[Dataset excerpts]
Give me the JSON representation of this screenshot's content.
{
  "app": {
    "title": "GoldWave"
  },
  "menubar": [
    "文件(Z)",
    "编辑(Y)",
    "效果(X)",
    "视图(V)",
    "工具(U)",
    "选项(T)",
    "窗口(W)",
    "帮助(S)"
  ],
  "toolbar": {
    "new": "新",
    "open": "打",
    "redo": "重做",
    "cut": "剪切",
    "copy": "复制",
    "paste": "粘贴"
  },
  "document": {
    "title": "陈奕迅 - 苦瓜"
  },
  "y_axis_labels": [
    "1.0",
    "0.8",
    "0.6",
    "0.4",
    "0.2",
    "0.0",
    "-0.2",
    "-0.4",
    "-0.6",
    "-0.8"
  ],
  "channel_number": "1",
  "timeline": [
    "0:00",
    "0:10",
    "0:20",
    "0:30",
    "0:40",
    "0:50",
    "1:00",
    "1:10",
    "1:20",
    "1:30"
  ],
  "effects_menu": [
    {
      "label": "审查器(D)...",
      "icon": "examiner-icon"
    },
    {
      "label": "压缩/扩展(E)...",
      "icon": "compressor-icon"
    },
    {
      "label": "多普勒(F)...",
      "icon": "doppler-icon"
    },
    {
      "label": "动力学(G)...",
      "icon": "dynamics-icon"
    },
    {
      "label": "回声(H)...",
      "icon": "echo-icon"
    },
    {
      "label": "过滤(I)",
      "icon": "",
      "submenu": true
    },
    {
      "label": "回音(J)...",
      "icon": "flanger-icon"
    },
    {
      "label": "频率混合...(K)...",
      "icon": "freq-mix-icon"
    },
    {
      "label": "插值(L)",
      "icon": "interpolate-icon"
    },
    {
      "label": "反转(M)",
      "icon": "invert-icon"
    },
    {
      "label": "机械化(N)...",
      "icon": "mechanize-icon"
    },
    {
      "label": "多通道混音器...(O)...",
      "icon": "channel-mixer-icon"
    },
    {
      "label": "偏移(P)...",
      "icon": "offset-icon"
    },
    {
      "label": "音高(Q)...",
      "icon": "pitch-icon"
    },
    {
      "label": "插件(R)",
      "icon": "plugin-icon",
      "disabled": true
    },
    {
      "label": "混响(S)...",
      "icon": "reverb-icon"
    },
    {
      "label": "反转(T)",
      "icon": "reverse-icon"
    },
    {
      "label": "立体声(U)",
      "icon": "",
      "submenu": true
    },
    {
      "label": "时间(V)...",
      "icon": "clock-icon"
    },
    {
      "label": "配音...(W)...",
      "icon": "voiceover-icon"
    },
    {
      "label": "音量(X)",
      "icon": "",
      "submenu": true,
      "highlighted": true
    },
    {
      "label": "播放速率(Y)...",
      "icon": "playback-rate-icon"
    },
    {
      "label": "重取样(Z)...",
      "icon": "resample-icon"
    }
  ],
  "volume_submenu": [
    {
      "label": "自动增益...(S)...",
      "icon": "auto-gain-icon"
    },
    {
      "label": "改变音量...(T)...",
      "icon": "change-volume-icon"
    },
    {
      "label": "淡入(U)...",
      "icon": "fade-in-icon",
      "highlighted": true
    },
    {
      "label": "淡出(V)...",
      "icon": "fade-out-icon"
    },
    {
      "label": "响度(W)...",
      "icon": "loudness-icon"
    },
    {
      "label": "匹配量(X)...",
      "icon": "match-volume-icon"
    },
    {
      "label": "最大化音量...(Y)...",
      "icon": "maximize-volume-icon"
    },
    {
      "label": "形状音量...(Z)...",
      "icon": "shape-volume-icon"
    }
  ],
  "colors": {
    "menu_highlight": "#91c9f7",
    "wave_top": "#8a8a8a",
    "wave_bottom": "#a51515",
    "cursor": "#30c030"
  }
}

What to produce:
Transcribe the data above in full, exactly.

Task solution:
Give me the JSON representation of this screenshot's content.
{
  "app": {
    "title": "GoldWave"
  },
  "menubar": [
    "文件(Z)",
    "编辑(Y)",
    "效果(X)",
    "视图(V)",
    "工具(U)",
    "选项(T)",
    "窗口(W)",
    "帮助(S)"
  ],
  "toolbar": {
    "new": "新",
    "open": "打",
    "redo": "重做",
    "cut": "剪切",
    "copy": "复制",
    "paste": "粘贴"
  },
  "document": {
    "title": "陈奕迅 - 苦瓜"
  },
  "y_axis_labels": [
    "1.0",
    "0.8",
    "0.6",
    "0.4",
    "0.2",
    "0.0",
    "-0.2",
    "-0.4",
    "-0.6",
    "-0.8"
  ],
  "channel_number": "1",
  "timeline": [
    "0:00",
    "0:10",
    "0:20",
    "0:30",
    "0:40",
    "0:50",
    "1:00",
    "1:10",
    "1:20",
    "1:30"
  ],
  "effects_menu": [
    {
      "label": "审查器(D)...",
      "icon": "examiner-icon"
    },
    {
      "label": "压缩/扩展(E)...",
      "icon": "compressor-icon"
    },
    {
      "label": "多普勒(F)...",
      "icon": "doppler-icon"
    },
    {
      "label": "动力学(G)...",
      "icon": "dynamics-icon"
    },
    {
      "label": "回声(H)...",
      "icon": "echo-icon"
    },
    {
      "label": "过滤(I)",
      "icon": "",
      "submenu": true
    },
    {
      "label": "回音(J)...",
      "icon": "flanger-icon"
    },
    {
      "label": "频率混合...(K)...",
      "icon": "freq-mix-icon"
    },
    {
      "label": "插值(L)",
      "icon": "interpolate-icon"
    },
    {
      "label": "反转(M)",
      "icon": "invert-icon"
    },
    {
      "label": "机械化(N)...",
      "icon": "mechanize-icon"
    },
    {
      "label": "多通道混音器...(O)...",
      "icon": "channel-mixer-icon"
    },
    {
      "label": "偏移(P)...",
      "icon": "offset-icon"
    },
    {
      "label": "音高(Q)...",
      "icon": "pitch-icon"
    },
    {
      "label": "插件(R)",
      "icon": "plugin-icon",
      "disabled": true
    },
    {
      "label": "混响(S)...",
      "icon": "reverb-icon"
    },
    {
      "label": "反转(T)",
      "icon": "reverse-icon"
    },
    {
      "label": "立体声(U)",
      "icon": "",
      "submenu": true
    },
    {
      "label": "时间(V)...",
      "icon": "clock-icon"
    },
    {
      "label": "配音...(W)...",
      "icon": "voiceover-icon"
    },
    {
      "label": "音量(X)",
      "icon": "",
      "submenu": true,
      "highlighted": true
    },
    {
      "label": "播放速率(Y)...",
      "icon": "playback-rate-icon"
    },
    {
      "label": "重取样(Z)...",
      "icon": "resample-icon"
    }
  ],
  "volume_submenu": [
    {
      "label": "自动增益...(S)...",
      "icon": "auto-gain-icon"
    },
    {
      "label": "改变音量...(T)...",
      "icon": "change-volume-icon"
    },
    {
      "label": "淡入(U)...",
      "icon": "fade-in-icon",
      "highlighted": true
    },
    {
      "label": "淡出(V)...",
      "icon": "fade-out-icon"
    },
    {
      "label": "响度(W)...",
      "icon": "loudness-icon"
    },
    {
      "label": "匹配量(X)...",
      "icon": "match-volume-icon"
    },
    {
      "label": "最大化音量...(Y)...",
      "icon": "maximize-volume-icon"
    },
    {
      "label": "形状音量...(Z)...",
      "icon": "shape-volume-icon"
    }
  ],
  "colors": {
    "menu_highlight": "#91c9f7",
    "wave_top": "#8a8a8a",
    "wave_bottom": "#a51515",
    "cursor": "#30c030"
  }
}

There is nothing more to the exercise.